start Information provided

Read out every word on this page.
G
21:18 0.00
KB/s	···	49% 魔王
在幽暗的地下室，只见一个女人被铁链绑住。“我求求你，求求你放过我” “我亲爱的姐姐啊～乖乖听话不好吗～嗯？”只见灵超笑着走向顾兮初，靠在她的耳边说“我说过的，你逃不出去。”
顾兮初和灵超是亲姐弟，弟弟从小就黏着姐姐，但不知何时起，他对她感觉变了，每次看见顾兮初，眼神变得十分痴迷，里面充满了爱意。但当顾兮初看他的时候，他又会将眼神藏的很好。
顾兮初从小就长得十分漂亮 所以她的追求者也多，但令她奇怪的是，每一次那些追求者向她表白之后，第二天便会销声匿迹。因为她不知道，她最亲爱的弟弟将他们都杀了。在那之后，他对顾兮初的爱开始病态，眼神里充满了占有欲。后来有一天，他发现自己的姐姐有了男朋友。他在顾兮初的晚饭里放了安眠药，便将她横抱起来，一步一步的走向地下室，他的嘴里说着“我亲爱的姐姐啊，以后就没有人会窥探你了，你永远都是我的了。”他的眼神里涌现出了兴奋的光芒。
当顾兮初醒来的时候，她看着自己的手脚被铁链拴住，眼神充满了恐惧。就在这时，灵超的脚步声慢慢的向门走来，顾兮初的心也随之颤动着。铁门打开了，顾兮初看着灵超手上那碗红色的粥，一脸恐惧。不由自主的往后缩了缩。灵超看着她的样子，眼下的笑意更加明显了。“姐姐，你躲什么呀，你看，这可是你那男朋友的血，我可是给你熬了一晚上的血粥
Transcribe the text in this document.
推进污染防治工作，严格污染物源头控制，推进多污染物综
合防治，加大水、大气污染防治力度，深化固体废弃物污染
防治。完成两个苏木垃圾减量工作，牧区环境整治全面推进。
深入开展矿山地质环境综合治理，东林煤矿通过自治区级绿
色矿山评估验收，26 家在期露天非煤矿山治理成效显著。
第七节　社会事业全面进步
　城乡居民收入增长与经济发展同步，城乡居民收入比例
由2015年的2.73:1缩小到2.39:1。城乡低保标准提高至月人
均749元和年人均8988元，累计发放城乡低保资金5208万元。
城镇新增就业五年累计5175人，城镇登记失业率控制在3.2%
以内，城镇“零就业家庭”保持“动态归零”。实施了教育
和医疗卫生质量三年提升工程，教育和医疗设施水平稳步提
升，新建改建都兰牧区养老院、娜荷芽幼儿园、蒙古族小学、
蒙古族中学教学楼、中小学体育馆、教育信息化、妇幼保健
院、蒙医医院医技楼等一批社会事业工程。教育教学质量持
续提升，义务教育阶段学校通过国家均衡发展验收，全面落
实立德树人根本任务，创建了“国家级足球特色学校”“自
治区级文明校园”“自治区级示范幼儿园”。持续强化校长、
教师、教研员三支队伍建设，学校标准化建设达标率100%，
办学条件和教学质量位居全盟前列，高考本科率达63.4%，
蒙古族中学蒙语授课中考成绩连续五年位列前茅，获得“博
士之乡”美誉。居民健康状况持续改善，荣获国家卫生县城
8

end Information provided

The problem: From the records above, pull out every line containing the word "我亲爱的姐姐啊".

Reply to the exercise:
在幽暗的地下室，只见一个女人被铁链绑住。“我求求你，求求你放过我” “我亲爱的姐姐啊～乖乖听话不好吗～嗯？”只见灵超笑着走向顾兮初，靠在她的耳边说“我说过的，你逃不出去。”
顾兮初从小就长得十分漂亮 所以她的追求者也多，但令她奇怪的是，每一次那些追求者向她表白之后，第二天便会销声匿迹。因为她不知道，她最亲爱的弟弟将他们都杀了。在那之后，他对顾兮初的爱开始病态，眼神里充满了占有欲。后来有一天，他发现自己的姐姐有了男朋友。他在顾兮初的晚饭里放了安眠药，便将她横抱起来，一步一步的走向地下室，他的嘴里说着“我亲爱的姐姐啊，以后就没有人会窥探你了，你永远都是我的了。”他的眼神里涌现出了兴奋的光芒。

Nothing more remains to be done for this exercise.